::: Stored data

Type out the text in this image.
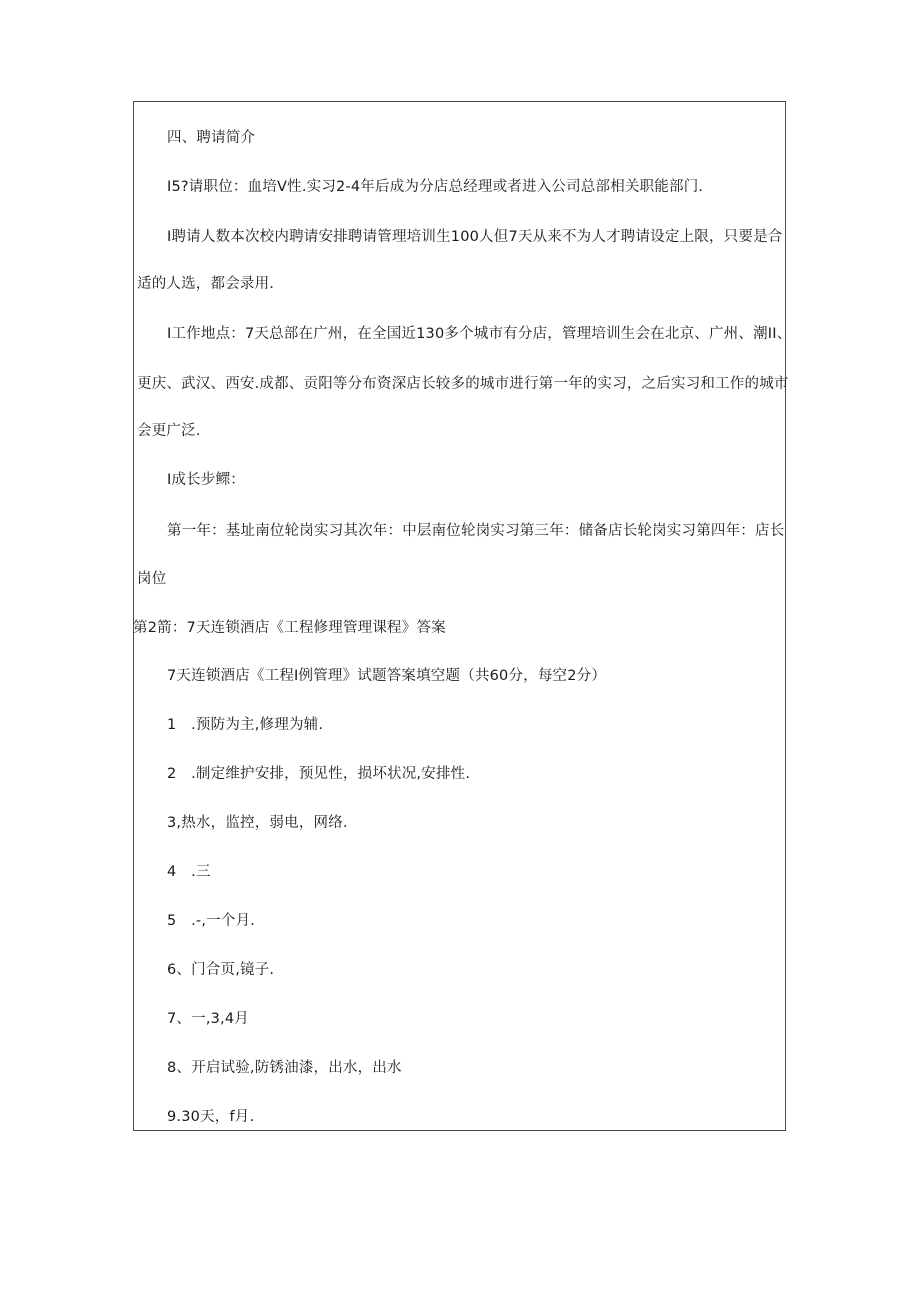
四、聘请简介
I5?请职位：血培V性.实习2-4年后成为分店总经理或者进入公司总部相关职能部门.
I聘请人数本次校内聘请安排聘请管理培训生100人但7天从来不为人才聘请设定上限，只要是合
适的人选，都会录用.
I工作地点：7天总部在广州，在全国近130多个城市有分店，管理培训生会在北京、广州、潮II、
更庆、武汉、西安.成都、贡阳等分布资深店长较多的城市进行第一年的实习，之后实习和工作的城市
会更广泛.
I成长步鳏：
第一年：基址南位轮岗实习其次年：中层南位轮岗实习第三年：储备店长轮岗实习第四年：店长
岗位
第2箭：7天连锁酒店《工程修理管理课程》答案
7天连锁酒店《工程I例管理》试题答案填空题（共60分，每空2分）
1　.预防为主,修理为辅.
2　.制定维护安排，预见性，损坏状况,安排性.
3,热水，监控，弱电，网络.
4　.三
5　.-,一个月.
6、门合页,镜子.
7、一,3,4月
8、开启试验,防锈油漆，出水，出水
9.30天，f月.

::::::

▶ Written task
Output all the records, word for word, with no pictures in the copy.

▶ Complete output
Type out the text in this image.
四、聘请简介
I5?请职位：血培V性.实习2-4年后成为分店总经理或者进入公司总部相关职能部门.
I聘请人数本次校内聘请安排聘请管理培训生100人但7天从来不为人才聘请设定上限，只要是合
适的人选，都会录用.
I工作地点：7天总部在广州，在全国近130多个城市有分店，管理培训生会在北京、广州、潮II、
更庆、武汉、西安.成都、贡阳等分布资深店长较多的城市进行第一年的实习，之后实习和工作的城市
会更广泛.
I成长步鳏：
第一年：基址南位轮岗实习其次年：中层南位轮岗实习第三年：储备店长轮岗实习第四年：店长
岗位
第2箭：7天连锁酒店《工程修理管理课程》答案
7天连锁酒店《工程I例管理》试题答案填空题（共60分，每空2分）
1　.预防为主,修理为辅.
2　.制定维护安排，预见性，损坏状况,安排性.
3,热水，监控，弱电，网络.
4　.三
5　.-,一个月.
6、门合页,镜子.
7、一,3,4月
8、开启试验,防锈油漆，出水，出水
9.30天，f月.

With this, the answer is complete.